[EXERCISE AIM]
Write out the whole listing again, exactly.

::: SOURCE RECORDS

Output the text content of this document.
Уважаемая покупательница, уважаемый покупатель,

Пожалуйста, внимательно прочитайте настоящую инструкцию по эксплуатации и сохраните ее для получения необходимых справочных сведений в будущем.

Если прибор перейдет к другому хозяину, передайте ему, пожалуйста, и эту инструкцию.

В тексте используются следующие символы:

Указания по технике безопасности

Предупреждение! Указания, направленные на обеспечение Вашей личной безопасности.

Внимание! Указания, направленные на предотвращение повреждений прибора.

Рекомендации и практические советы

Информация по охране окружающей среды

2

::::::

[EXERCISE ANSWER]
Output the text content of this document.
Уважаемая покупательница, уважаемый покупатель,

Пожалуйста, внимательно прочитайте настоящую инструкцию по эксплуатации и сохраните ее для получения необходимых справочных сведений в будущем.

Если прибор перейдет к другому хозяину, передайте ему, пожалуйста, и эту инструкцию.

В тексте используются следующие символы:

Указания по технике безопасности

Предупреждение! Указания, направленные на обеспечение Вашей личной безопасности.

Внимание! Указания, направленные на предотвращение повреждений прибора.

Рекомендации и практические советы

Информация по охране окружающей среды

2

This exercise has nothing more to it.